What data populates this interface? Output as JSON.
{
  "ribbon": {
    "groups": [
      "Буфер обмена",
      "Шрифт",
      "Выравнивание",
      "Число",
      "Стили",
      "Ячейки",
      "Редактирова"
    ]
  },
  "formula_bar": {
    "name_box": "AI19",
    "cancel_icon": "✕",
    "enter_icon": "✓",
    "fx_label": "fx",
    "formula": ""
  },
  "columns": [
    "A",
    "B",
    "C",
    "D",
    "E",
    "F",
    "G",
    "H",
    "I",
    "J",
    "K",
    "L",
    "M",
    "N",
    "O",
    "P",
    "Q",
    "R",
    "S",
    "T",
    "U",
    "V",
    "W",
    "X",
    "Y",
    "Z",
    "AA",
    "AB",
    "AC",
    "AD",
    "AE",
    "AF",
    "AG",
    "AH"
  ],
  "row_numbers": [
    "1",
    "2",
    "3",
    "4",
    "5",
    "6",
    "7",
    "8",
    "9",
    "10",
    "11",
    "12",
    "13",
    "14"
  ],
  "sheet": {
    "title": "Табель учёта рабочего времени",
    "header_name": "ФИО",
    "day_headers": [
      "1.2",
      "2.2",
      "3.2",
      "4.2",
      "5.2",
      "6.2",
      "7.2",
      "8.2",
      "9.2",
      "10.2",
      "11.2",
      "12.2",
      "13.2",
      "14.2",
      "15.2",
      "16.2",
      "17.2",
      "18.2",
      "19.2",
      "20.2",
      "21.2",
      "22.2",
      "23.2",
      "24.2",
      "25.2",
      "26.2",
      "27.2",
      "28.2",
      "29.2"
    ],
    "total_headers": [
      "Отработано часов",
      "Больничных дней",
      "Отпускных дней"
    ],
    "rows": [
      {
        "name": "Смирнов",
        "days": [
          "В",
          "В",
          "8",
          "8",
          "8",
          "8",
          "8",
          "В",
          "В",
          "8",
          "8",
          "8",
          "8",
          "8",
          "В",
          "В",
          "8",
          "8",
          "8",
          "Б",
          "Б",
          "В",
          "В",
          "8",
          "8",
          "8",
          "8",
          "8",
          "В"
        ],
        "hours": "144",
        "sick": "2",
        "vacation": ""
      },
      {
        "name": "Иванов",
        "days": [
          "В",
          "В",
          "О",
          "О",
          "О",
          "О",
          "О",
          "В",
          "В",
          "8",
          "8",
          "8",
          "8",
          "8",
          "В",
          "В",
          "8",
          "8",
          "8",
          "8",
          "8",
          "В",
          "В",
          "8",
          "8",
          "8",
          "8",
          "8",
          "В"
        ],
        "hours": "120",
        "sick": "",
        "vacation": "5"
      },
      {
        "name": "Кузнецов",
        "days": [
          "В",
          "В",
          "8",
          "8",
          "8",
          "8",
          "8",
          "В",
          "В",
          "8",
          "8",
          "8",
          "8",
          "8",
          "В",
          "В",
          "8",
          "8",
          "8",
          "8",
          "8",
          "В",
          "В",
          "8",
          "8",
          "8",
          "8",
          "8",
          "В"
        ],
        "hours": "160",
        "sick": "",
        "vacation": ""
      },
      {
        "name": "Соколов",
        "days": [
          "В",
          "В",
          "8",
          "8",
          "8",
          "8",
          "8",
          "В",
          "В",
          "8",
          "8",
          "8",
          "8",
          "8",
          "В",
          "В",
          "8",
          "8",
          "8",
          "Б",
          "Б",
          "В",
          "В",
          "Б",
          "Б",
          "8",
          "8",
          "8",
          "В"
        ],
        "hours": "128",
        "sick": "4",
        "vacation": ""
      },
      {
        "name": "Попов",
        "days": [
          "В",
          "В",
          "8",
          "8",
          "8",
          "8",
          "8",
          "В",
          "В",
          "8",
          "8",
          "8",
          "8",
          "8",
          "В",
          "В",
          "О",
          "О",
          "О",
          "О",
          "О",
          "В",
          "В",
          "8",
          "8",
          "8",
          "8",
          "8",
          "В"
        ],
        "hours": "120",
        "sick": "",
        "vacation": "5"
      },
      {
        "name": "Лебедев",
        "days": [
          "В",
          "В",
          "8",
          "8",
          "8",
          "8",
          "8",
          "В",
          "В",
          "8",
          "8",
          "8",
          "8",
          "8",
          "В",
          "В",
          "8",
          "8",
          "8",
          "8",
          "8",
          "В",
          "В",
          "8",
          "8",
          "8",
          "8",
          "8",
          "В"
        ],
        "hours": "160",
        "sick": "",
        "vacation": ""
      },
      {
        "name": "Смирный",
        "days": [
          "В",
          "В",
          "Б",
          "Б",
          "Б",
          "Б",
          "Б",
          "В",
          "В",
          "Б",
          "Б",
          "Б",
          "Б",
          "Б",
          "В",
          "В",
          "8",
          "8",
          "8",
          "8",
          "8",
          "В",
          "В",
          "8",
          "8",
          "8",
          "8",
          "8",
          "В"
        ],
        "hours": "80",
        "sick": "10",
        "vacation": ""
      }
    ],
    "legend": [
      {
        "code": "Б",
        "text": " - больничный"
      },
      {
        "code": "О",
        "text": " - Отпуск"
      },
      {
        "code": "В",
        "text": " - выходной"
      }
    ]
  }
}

* * *

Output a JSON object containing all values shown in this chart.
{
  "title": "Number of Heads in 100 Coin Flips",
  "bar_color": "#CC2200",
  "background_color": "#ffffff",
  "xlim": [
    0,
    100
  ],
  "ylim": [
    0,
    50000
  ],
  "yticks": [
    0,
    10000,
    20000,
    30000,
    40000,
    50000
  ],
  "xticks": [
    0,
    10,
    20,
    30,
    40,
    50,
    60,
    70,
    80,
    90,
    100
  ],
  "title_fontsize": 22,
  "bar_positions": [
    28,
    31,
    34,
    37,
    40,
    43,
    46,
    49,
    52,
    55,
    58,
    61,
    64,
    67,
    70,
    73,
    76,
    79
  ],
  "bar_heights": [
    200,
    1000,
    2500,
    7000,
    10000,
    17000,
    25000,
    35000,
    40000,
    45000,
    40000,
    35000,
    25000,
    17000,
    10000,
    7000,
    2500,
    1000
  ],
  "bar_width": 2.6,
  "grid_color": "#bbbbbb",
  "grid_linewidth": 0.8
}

_Task_. Indicate how many lines of the material contain the string "Output", giving the number and nothing more.

_Solution to this task_. 2